§ Required task: Omit the pictures and extract only the lines from the line containing "Parse this screenshot: output" to the end of the material, each exactly as written.

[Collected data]
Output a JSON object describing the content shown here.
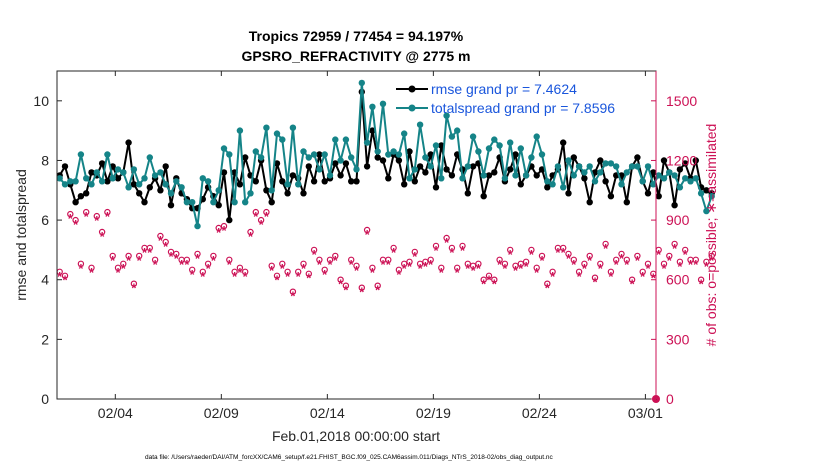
{
  "chart_data": {
    "type": "line",
    "title": [
      "Tropics 72959 / 77454 = 94.197%",
      "GPSRO_REFRACTIVITY @ 2775 m"
    ],
    "xlabel": "Feb.01,2018 00:00:00 start",
    "ylabel_left": "rmse and totalspread",
    "ylabel_right": "# of obs: o=possible; ∗=assimilated",
    "footnote": "data file: /Users/raeder/DAI/ATM_forcXX/CAM6_setup/f.e21.FHIST_BGC.f09_025.CAM6assim.011/Diags_NTrS_2018-02/obs_diag_output.nc",
    "xlim": [
      0.25,
      28.5
    ],
    "xticks": [
      3,
      8,
      13,
      18,
      23,
      28
    ],
    "xtick_labels": [
      "02/04",
      "02/09",
      "02/14",
      "02/19",
      "02/24",
      "03/01"
    ],
    "ylim_left": [
      0,
      11
    ],
    "yticks_left": [
      0,
      2,
      4,
      6,
      8,
      10
    ],
    "ylim_right": [
      0,
      1650
    ],
    "yticks_right": [
      0,
      300,
      600,
      900,
      1200,
      1500
    ],
    "colors": {
      "rmse": "#000000",
      "spread": "#158488",
      "obs": "#cc1155",
      "legend_text": "#1a56dc"
    },
    "legend": [
      {
        "name": "rmse grand pr = 7.4624",
        "color": "#000000"
      },
      {
        "name": "totalspread grand pr = 7.8596",
        "color": "#158488"
      }
    ],
    "t0": 0.375,
    "dt": 0.25,
    "series": [
      {
        "name": "rmse",
        "axis": "left",
        "values": [
          7.5,
          7.8,
          7.2,
          6.6,
          6.8,
          6.9,
          7.6,
          7.5,
          7.9,
          7.3,
          7.8,
          7.4,
          7.6,
          8.6,
          7.2,
          6.9,
          6.6,
          7.1,
          7.4,
          7.0,
          7.8,
          6.5,
          7.4,
          6.9,
          6.7,
          6.4,
          6.4,
          6.7,
          7.1,
          6.8,
          6.5,
          7.6,
          6.0,
          7.6,
          7.2,
          8.1,
          7.5,
          7.3,
          8.0,
          7.0,
          6.6,
          7.9,
          7.3,
          6.9,
          7.5,
          7.4,
          6.9,
          7.8,
          7.3,
          8.2,
          7.3,
          7.4,
          7.9,
          7.5,
          7.9,
          7.3,
          7.3,
          10.3,
          7.8,
          9.0,
          8.1,
          8.0,
          7.4,
          8.2,
          8.0,
          7.2,
          8.3,
          7.3,
          7.8,
          7.6,
          8.2,
          7.1,
          8.5,
          7.7,
          7.5,
          8.2,
          7.7,
          6.9,
          7.8,
          7.9,
          6.8,
          7.5,
          7.6,
          8.1,
          7.3,
          7.7,
          8.2,
          7.2,
          7.5,
          7.8,
          7.5,
          7.7,
          7.1,
          7.5,
          7.7,
          8.6,
          6.9,
          8.1,
          7.8,
          7.4,
          6.6,
          7.6,
          8.0,
          7.3,
          6.8,
          7.5,
          7.5,
          6.6,
          7.8,
          8.1,
          7.3,
          6.9,
          7.6,
          6.8,
          8.0,
          7.6,
          6.5,
          7.7,
          7.9,
          7.4,
          8.0,
          7.1,
          7.0,
          6.9
        ]
      },
      {
        "name": "totalspread",
        "axis": "left",
        "values": [
          7.4,
          7.2,
          7.3,
          7.3,
          8.2,
          7.4,
          7.2,
          7.6,
          7.3,
          8.2,
          7.4,
          7.7,
          7.6,
          7.1,
          7.7,
          7.2,
          7.4,
          8.1,
          7.5,
          7.6,
          7.2,
          6.9,
          7.3,
          7.1,
          6.6,
          6.6,
          5.8,
          7.4,
          7.3,
          6.6,
          7.0,
          8.4,
          8.2,
          6.6,
          9.0,
          6.6,
          6.9,
          8.3,
          8.1,
          9.1,
          7.0,
          8.9,
          8.7,
          7.2,
          9.1,
          7.2,
          8.3,
          8.1,
          8.2,
          7.7,
          8.2,
          7.5,
          8.7,
          8.0,
          8.7,
          8.1,
          7.7,
          10.6,
          8.6,
          9.8,
          8.3,
          9.9,
          8.2,
          8.3,
          8.2,
          8.9,
          7.4,
          7.7,
          9.2,
          8.1,
          7.8,
          8.5,
          7.4,
          9.5,
          8.8,
          9.0,
          7.4,
          7.8,
          8.8,
          8.3,
          7.5,
          8.4,
          8.7,
          8.5,
          7.4,
          8.6,
          7.5,
          8.4,
          7.5,
          8.1,
          8.8,
          8.2,
          7.3,
          7.2,
          7.8,
          7.1,
          8.0,
          7.5,
          7.8,
          7.6,
          7.8,
          7.3,
          7.6,
          7.9,
          7.9,
          7.8,
          7.2,
          7.6,
          7.8,
          7.8,
          7.3,
          7.8,
          7.2,
          7.5,
          7.4,
          7.6,
          7.5,
          7.1,
          7.4,
          7.3,
          7.4,
          6.9,
          6.3,
          6.8
        ]
      },
      {
        "name": "possible",
        "axis": "right",
        "marker": "o",
        "values": [
          640,
          620,
          930,
          900,
          680,
          940,
          660,
          920,
          840,
          940,
          720,
          660,
          680,
          720,
          580,
          720,
          760,
          760,
          700,
          820,
          790,
          740,
          730,
          700,
          700,
          650,
          730,
          640,
          680,
          720,
          860,
          870,
          700,
          640,
          660,
          640,
          840,
          940,
          900,
          940,
          670,
          620,
          680,
          640,
          540,
          640,
          680,
          630,
          750,
          700,
          650,
          700,
          720,
          600,
          570,
          700,
          670,
          560,
          850,
          660,
          570,
          700,
          700,
          760,
          650,
          680,
          690,
          740,
          680,
          690,
          700,
          770,
          660,
          810,
          760,
          660,
          770,
          680,
          670,
          680,
          600,
          620,
          600,
          700,
          680,
          750,
          670,
          680,
          690,
          750,
          660,
          720,
          580,
          640,
          760,
          760,
          730,
          700,
          640,
          680,
          720,
          610,
          680,
          780,
          640,
          700,
          730,
          700,
          600,
          720,
          640,
          680,
          630,
          750,
          680,
          720,
          780,
          690,
          750,
          700,
          700,
          600,
          690,
          720
        ]
      },
      {
        "name": "assimilated",
        "axis": "right",
        "marker": "*",
        "values": [
          620,
          600,
          910,
          880,
          660,
          920,
          640,
          900,
          820,
          920,
          700,
          640,
          660,
          700,
          560,
          700,
          740,
          740,
          680,
          800,
          770,
          720,
          710,
          680,
          680,
          630,
          710,
          620,
          660,
          700,
          840,
          850,
          680,
          620,
          640,
          620,
          820,
          920,
          880,
          920,
          650,
          600,
          660,
          620,
          520,
          620,
          660,
          610,
          730,
          680,
          630,
          680,
          700,
          580,
          550,
          680,
          650,
          540,
          830,
          640,
          550,
          680,
          680,
          740,
          630,
          660,
          670,
          720,
          660,
          670,
          680,
          750,
          640,
          790,
          740,
          640,
          750,
          660,
          650,
          660,
          580,
          600,
          580,
          680,
          660,
          730,
          650,
          660,
          670,
          730,
          640,
          700,
          560,
          620,
          740,
          740,
          710,
          680,
          620,
          660,
          700,
          590,
          660,
          760,
          620,
          680,
          710,
          680,
          580,
          700,
          620,
          660,
          610,
          730,
          660,
          700,
          760,
          670,
          730,
          680,
          680,
          580,
          670,
          700
        ]
      }
    ],
    "end_marker": {
      "x": 28.5,
      "y_right": 0
    }
  }
}
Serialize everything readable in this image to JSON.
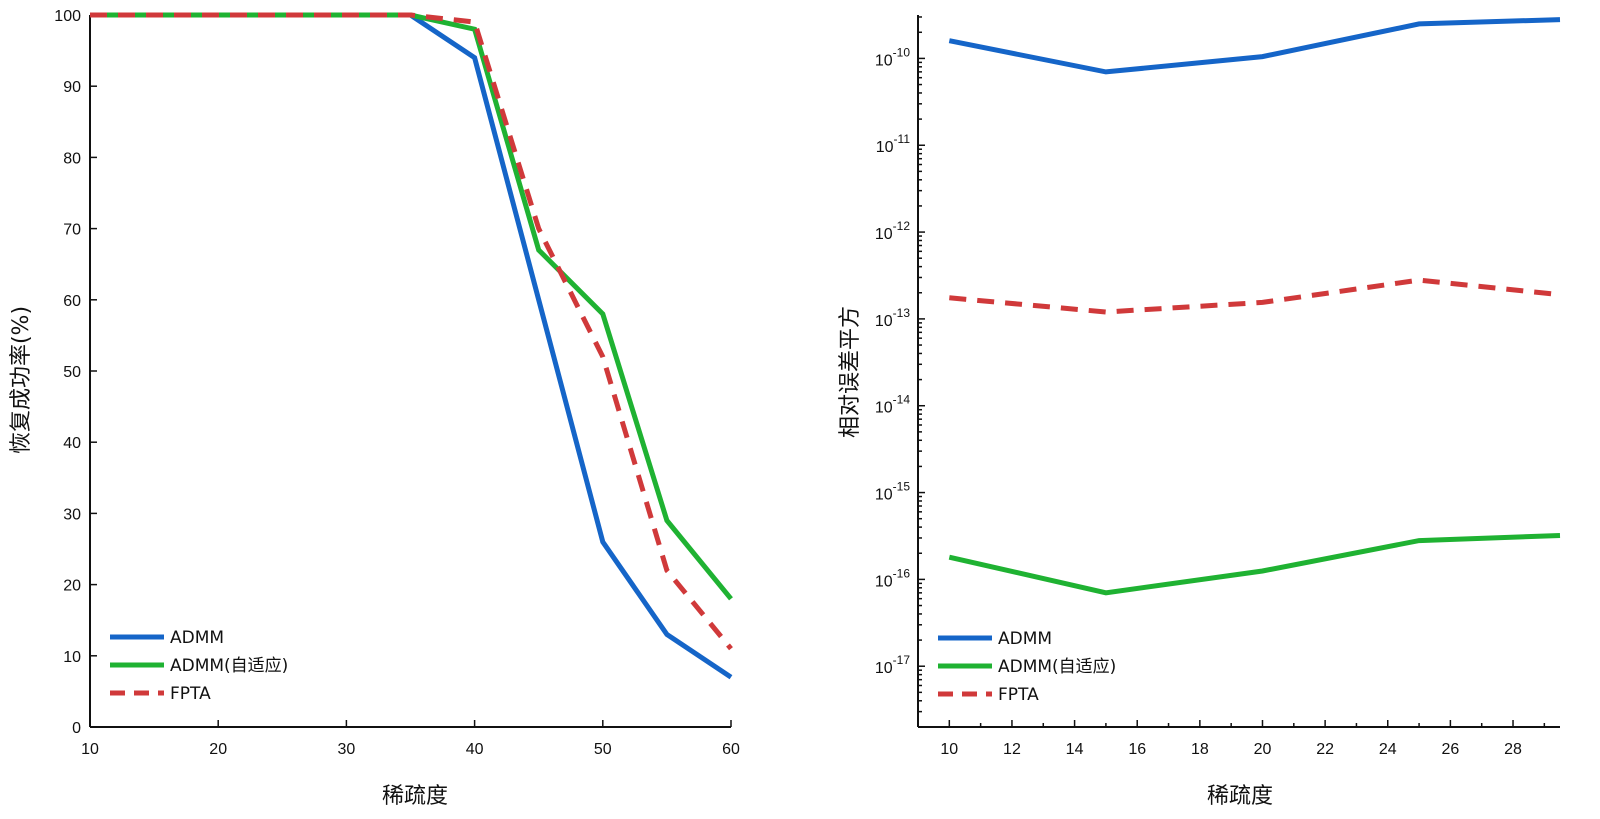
{
  "chart_data": [
    {
      "type": "line",
      "xlabel": "稀疏度",
      "ylabel": "恢复成功率(%)",
      "xlim": [
        10,
        60
      ],
      "ylim": [
        0,
        100
      ],
      "xticks": [
        10,
        20,
        30,
        40,
        50,
        60
      ],
      "yticks": [
        0,
        10,
        20,
        30,
        40,
        50,
        60,
        70,
        80,
        90,
        100
      ],
      "legend_position": "bottom-left",
      "series": [
        {
          "name": "ADMM",
          "color": "#1565c8",
          "dash": "solid",
          "x": [
            10,
            15,
            20,
            25,
            30,
            35,
            40,
            45,
            50,
            55,
            60
          ],
          "y": [
            100,
            100,
            100,
            100,
            100,
            100,
            94,
            60,
            26,
            13,
            7
          ]
        },
        {
          "name": "ADMM(自适应)",
          "color": "#1fb232",
          "dash": "solid",
          "x": [
            10,
            15,
            20,
            25,
            30,
            35,
            40,
            45,
            50,
            55,
            60
          ],
          "y": [
            100,
            100,
            100,
            100,
            100,
            100,
            98,
            67,
            58,
            29,
            18
          ]
        },
        {
          "name": "FPTA",
          "color": "#d0393a",
          "dash": "dashed",
          "x": [
            10,
            15,
            20,
            25,
            30,
            35,
            40,
            45,
            50,
            55,
            60
          ],
          "y": [
            100,
            100,
            100,
            100,
            100,
            100,
            99,
            70,
            52,
            22,
            11
          ]
        }
      ]
    },
    {
      "type": "line",
      "xlabel": "稀疏度",
      "ylabel": "相对误差平方",
      "yscale": "log",
      "xlim": [
        9,
        29.5
      ],
      "ylim_exponent": [
        -17.7,
        -9.5
      ],
      "xticks": [
        10,
        12,
        14,
        16,
        18,
        20,
        22,
        24,
        26,
        28
      ],
      "yticks": [
        {
          "base": "10",
          "exp": "-10"
        },
        {
          "base": "10",
          "exp": "-11"
        },
        {
          "base": "10",
          "exp": "-12"
        },
        {
          "base": "10",
          "exp": "-13"
        },
        {
          "base": "10",
          "exp": "-14"
        },
        {
          "base": "10",
          "exp": "-15"
        },
        {
          "base": "10",
          "exp": "-16"
        },
        {
          "base": "10",
          "exp": "-17"
        }
      ],
      "legend_position": "bottom-left",
      "series": [
        {
          "name": "ADMM",
          "color": "#1565c8",
          "dash": "solid",
          "x": [
            10,
            15,
            20,
            25,
            29.5
          ],
          "y": [
            1.6e-10,
            7e-11,
            1.05e-10,
            2.5e-10,
            2.8e-10
          ]
        },
        {
          "name": "ADMM(自适应)",
          "color": "#1fb232",
          "dash": "solid",
          "x": [
            10,
            15,
            20,
            25,
            29.5
          ],
          "y": [
            1.8e-16,
            7e-17,
            1.25e-16,
            2.8e-16,
            3.2e-16
          ]
        },
        {
          "name": "FPTA",
          "color": "#d0393a",
          "dash": "dashed",
          "x": [
            10,
            15,
            20,
            25,
            29.5
          ],
          "y": [
            1.75e-13,
            1.2e-13,
            1.55e-13,
            2.8e-13,
            1.9e-13
          ]
        }
      ]
    }
  ]
}
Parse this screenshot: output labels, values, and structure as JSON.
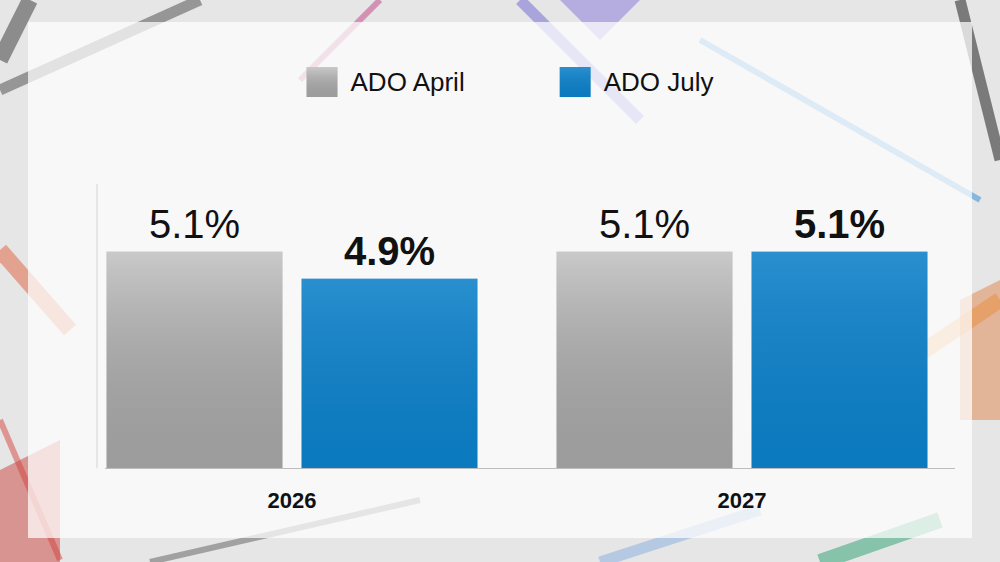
{
  "chart_data": {
    "type": "bar",
    "categories": [
      "2026",
      "2027"
    ],
    "series": [
      {
        "name": "ADO April",
        "color": "#b1b2b1",
        "values": [
          5.1,
          5.1
        ],
        "value_labels": [
          "5.1%",
          "5.1%"
        ]
      },
      {
        "name": "ADO July",
        "color": "#0c80c9",
        "values": [
          4.9,
          5.1
        ],
        "value_labels": [
          "4.9%",
          "5.1%"
        ]
      }
    ],
    "ylim": [
      3.5,
      5.6
    ],
    "tick_labels": "x",
    "data_labels": true,
    "legend": "top",
    "grid": false
  }
}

§ Expected output:
Parse this screenshot: output labels, values, and structure as JSON.
{
  "chart_data": {
    "type": "bar",
    "categories": [
      "2026",
      "2027"
    ],
    "series": [
      {
        "name": "ADO April",
        "color": "#b1b2b1",
        "values": [
          5.1,
          5.1
        ],
        "value_labels": [
          "5.1%",
          "5.1%"
        ]
      },
      {
        "name": "ADO July",
        "color": "#0c80c9",
        "values": [
          4.9,
          5.1
        ],
        "value_labels": [
          "4.9%",
          "5.1%"
        ]
      }
    ],
    "ylim": [
      3.5,
      5.6
    ],
    "tick_labels": "x",
    "data_labels": true,
    "legend": "top",
    "grid": false
  }
}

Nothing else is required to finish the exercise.